Repeat every line of the listing below exactly, minus the pictures.

** Raw data **
-=-=-=-=-

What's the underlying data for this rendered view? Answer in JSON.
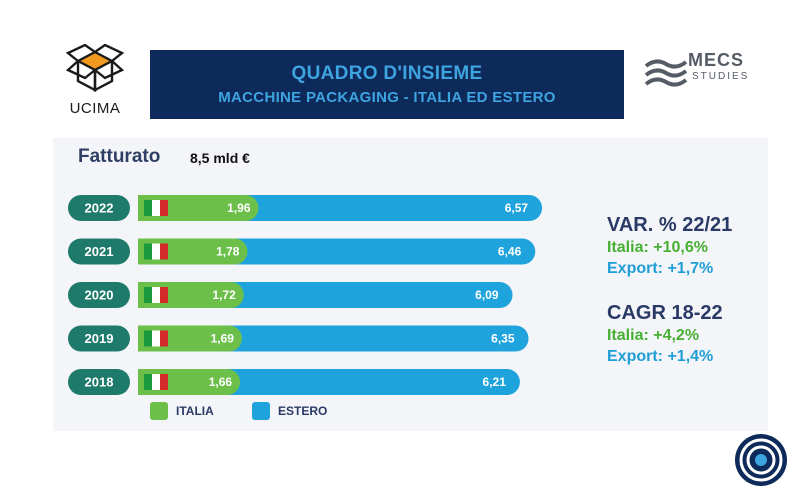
{
  "header": {
    "title_line1": "QUADRO D'INSIEME",
    "title_line2": "MACCHINE PACKAGING - ITALIA ED ESTERO",
    "left_logo_text": "UCIMA",
    "right_logo_text": "MECS",
    "right_logo_subtext": "STUDIES"
  },
  "summary": {
    "label": "Fatturato",
    "value": "8,5 mld €"
  },
  "stats": {
    "var_title": "VAR. % 22/21",
    "var_italia": "Italia: +10,6%",
    "var_export": "Export:  +1,7%",
    "cagr_title": "CAGR 18-22",
    "cagr_italia": "Italia: +4,2%",
    "cagr_export": "Export:  +1,4%"
  },
  "colors": {
    "italia": "#6cc04a",
    "estero": "#1fa3dc",
    "year_pill": "#1e7a6a",
    "title_bg": "#0e2a5a",
    "title_text": "#3ea4e0"
  },
  "chart_data": {
    "type": "bar",
    "orientation": "horizontal",
    "stacked": true,
    "categories": [
      "2022",
      "2021",
      "2020",
      "2019",
      "2018"
    ],
    "series": [
      {
        "name": "ITALIA",
        "values": [
          1.96,
          1.78,
          1.72,
          1.69,
          1.66
        ],
        "labels": [
          "1,96",
          "1,78",
          "1,72",
          "1,69",
          "1,66"
        ]
      },
      {
        "name": "ESTERO",
        "values": [
          6.57,
          6.46,
          6.09,
          6.35,
          6.21
        ],
        "labels": [
          "6,57",
          "6,46",
          "6,09",
          "6,35",
          "6,21"
        ]
      }
    ],
    "unit": "mld €",
    "legend": [
      "ITALIA",
      "ESTERO"
    ],
    "legend_position": "bottom"
  }
}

-=-=-=-=-

** Written answer **
What's the underlying data for this rendered view? Answer in JSON.
{
  "header": {
    "title_line1": "QUADRO D'INSIEME",
    "title_line2": "MACCHINE PACKAGING - ITALIA ED ESTERO",
    "left_logo_text": "UCIMA",
    "right_logo_text": "MECS",
    "right_logo_subtext": "STUDIES"
  },
  "summary": {
    "label": "Fatturato",
    "value": "8,5 mld €"
  },
  "stats": {
    "var_title": "VAR. % 22/21",
    "var_italia": "Italia: +10,6%",
    "var_export": "Export:  +1,7%",
    "cagr_title": "CAGR 18-22",
    "cagr_italia": "Italia: +4,2%",
    "cagr_export": "Export:  +1,4%"
  },
  "colors": {
    "italia": "#6cc04a",
    "estero": "#1fa3dc",
    "year_pill": "#1e7a6a",
    "title_bg": "#0e2a5a",
    "title_text": "#3ea4e0"
  },
  "chart_data": {
    "type": "bar",
    "orientation": "horizontal",
    "stacked": true,
    "categories": [
      "2022",
      "2021",
      "2020",
      "2019",
      "2018"
    ],
    "series": [
      {
        "name": "ITALIA",
        "values": [
          1.96,
          1.78,
          1.72,
          1.69,
          1.66
        ],
        "labels": [
          "1,96",
          "1,78",
          "1,72",
          "1,69",
          "1,66"
        ]
      },
      {
        "name": "ESTERO",
        "values": [
          6.57,
          6.46,
          6.09,
          6.35,
          6.21
        ],
        "labels": [
          "6,57",
          "6,46",
          "6,09",
          "6,35",
          "6,21"
        ]
      }
    ],
    "unit": "mld €",
    "legend": [
      "ITALIA",
      "ESTERO"
    ],
    "legend_position": "bottom"
  }
}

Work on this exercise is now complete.